==== Record extracts ====
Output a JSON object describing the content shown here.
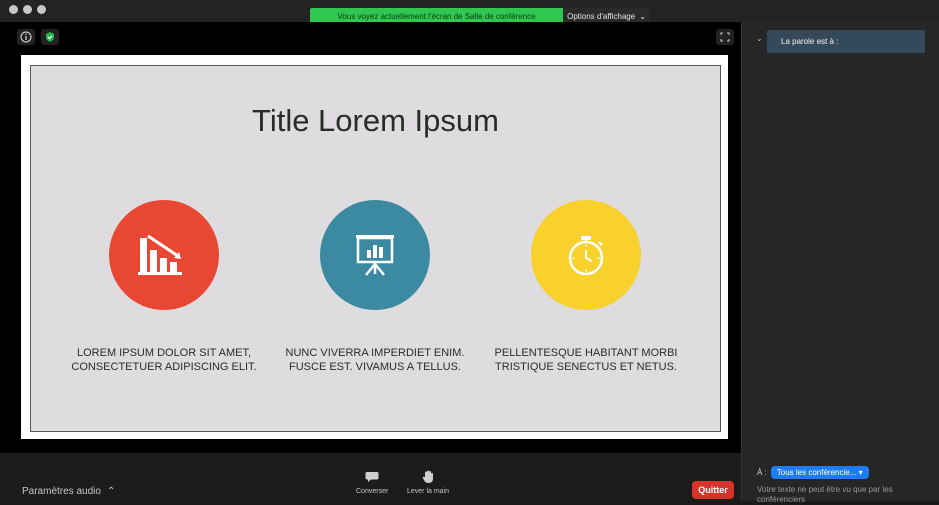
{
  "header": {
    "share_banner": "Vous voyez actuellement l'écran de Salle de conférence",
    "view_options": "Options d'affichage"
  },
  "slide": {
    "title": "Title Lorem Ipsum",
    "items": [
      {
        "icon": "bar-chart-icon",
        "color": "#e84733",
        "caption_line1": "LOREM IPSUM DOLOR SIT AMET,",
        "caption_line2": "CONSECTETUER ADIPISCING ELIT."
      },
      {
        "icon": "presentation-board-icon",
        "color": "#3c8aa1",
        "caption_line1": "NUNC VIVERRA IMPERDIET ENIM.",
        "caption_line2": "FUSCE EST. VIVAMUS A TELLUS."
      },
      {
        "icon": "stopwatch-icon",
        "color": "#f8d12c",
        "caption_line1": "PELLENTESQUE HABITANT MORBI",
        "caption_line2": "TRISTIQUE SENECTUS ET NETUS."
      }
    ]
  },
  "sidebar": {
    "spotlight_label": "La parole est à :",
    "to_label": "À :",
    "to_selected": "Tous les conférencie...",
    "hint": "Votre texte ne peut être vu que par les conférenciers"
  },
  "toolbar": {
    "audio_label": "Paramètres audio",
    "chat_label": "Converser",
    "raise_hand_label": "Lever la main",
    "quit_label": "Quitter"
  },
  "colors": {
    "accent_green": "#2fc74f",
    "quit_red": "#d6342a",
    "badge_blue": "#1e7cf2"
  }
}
====
→ **The request**
Search the records above for "icon". Copy each line where it is found.

→ **Result of this task**
        "icon": "bar-chart-icon",
        "icon": "presentation-board-icon",
        "icon": "stopwatch-icon",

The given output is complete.